What is needed is an exact copy of the entries below, from the line that contains "Convert this screenshot" through the final line, both included, and nothing else.

Items listed in a dataset:
-=-=-=-=-

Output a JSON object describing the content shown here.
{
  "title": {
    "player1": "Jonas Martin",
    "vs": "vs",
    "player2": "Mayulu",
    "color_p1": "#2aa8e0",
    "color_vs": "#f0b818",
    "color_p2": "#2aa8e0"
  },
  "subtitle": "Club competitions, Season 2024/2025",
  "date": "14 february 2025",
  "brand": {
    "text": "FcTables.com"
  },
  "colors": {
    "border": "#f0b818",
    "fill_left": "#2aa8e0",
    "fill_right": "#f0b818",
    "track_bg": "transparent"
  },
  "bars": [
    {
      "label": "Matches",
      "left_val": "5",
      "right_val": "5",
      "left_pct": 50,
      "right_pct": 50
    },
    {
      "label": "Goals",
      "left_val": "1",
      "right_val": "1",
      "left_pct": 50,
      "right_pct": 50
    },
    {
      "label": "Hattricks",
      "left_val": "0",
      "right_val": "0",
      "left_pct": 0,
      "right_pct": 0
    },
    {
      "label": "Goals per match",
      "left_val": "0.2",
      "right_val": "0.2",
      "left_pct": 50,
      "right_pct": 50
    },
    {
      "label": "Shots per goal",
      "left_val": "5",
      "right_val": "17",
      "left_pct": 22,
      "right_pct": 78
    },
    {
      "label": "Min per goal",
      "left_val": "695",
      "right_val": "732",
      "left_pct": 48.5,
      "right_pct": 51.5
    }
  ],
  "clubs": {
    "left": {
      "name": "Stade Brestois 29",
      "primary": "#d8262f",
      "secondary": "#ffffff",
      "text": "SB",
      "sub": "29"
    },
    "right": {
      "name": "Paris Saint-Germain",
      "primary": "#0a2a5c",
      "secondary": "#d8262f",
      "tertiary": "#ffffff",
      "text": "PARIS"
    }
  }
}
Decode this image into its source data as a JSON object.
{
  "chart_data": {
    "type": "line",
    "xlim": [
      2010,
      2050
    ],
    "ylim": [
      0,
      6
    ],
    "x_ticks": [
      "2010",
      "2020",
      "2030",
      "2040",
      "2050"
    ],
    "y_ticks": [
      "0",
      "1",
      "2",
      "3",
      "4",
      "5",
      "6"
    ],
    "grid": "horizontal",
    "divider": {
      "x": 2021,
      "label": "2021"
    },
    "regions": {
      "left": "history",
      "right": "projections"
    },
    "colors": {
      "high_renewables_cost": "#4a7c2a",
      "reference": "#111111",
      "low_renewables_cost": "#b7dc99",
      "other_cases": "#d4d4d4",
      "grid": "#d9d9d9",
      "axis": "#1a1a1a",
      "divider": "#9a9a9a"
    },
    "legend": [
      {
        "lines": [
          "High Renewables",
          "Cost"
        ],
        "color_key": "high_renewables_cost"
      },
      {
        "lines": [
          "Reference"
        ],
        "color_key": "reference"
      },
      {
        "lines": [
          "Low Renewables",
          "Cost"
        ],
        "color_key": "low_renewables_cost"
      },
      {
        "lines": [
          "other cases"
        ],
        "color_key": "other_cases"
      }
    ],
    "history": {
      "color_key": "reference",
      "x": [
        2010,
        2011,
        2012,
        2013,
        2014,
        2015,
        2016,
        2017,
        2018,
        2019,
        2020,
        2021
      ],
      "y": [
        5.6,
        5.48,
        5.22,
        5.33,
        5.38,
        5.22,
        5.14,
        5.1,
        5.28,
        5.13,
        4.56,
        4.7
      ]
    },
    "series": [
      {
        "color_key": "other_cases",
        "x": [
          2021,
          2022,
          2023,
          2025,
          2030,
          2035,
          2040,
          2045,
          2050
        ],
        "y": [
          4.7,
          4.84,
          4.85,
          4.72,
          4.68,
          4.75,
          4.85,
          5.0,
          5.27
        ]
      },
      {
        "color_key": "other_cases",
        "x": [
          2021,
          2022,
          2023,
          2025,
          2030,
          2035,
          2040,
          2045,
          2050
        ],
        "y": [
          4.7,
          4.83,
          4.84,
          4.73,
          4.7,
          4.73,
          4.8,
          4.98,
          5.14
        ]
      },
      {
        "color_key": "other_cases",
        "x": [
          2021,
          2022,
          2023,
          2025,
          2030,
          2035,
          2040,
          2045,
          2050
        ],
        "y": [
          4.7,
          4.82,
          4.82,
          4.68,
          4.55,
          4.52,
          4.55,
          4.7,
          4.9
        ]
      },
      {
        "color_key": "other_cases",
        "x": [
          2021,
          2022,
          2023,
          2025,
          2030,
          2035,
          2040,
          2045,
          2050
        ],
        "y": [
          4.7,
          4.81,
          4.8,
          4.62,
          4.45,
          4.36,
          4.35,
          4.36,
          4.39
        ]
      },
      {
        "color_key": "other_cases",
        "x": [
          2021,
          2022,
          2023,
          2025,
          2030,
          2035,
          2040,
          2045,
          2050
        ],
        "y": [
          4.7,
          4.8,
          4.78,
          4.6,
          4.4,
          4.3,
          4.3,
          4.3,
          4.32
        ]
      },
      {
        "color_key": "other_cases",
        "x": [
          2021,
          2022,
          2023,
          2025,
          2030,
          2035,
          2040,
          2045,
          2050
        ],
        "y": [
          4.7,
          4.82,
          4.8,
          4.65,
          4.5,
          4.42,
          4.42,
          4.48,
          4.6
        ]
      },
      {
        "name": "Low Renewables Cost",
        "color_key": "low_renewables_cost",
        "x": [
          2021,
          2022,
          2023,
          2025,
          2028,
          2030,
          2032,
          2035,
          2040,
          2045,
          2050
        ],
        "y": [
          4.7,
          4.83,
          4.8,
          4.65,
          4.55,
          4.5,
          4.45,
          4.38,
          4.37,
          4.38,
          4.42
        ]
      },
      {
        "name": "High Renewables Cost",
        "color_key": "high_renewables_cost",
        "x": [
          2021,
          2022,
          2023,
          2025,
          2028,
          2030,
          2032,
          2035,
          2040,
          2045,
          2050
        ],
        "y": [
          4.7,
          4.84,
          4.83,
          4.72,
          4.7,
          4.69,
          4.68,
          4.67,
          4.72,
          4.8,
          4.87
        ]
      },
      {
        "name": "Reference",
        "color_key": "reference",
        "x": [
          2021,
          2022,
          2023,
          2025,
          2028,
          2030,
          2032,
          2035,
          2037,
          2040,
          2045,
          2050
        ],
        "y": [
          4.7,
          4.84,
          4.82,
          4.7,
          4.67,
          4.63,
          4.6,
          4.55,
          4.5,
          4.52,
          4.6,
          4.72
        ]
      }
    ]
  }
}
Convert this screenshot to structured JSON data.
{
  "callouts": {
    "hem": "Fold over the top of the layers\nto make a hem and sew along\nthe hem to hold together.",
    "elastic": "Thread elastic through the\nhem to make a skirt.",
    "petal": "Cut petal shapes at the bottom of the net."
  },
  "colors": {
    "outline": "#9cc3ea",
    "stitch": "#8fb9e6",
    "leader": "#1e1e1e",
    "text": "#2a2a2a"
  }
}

-=-=-=-=-

### Result for this exercise:
Convert this screenshot to structured JSON data.
{
  "callouts": {
    "hem": "Fold over the top of the layers\nto make a hem and sew along\nthe hem to hold together.",
    "elastic": "Thread elastic through the\nhem to make a skirt.",
    "petal": "Cut petal shapes at the bottom of the net."
  },
  "colors": {
    "outline": "#9cc3ea",
    "stitch": "#8fb9e6",
    "leader": "#1e1e1e",
    "text": "#2a2a2a"
  }
}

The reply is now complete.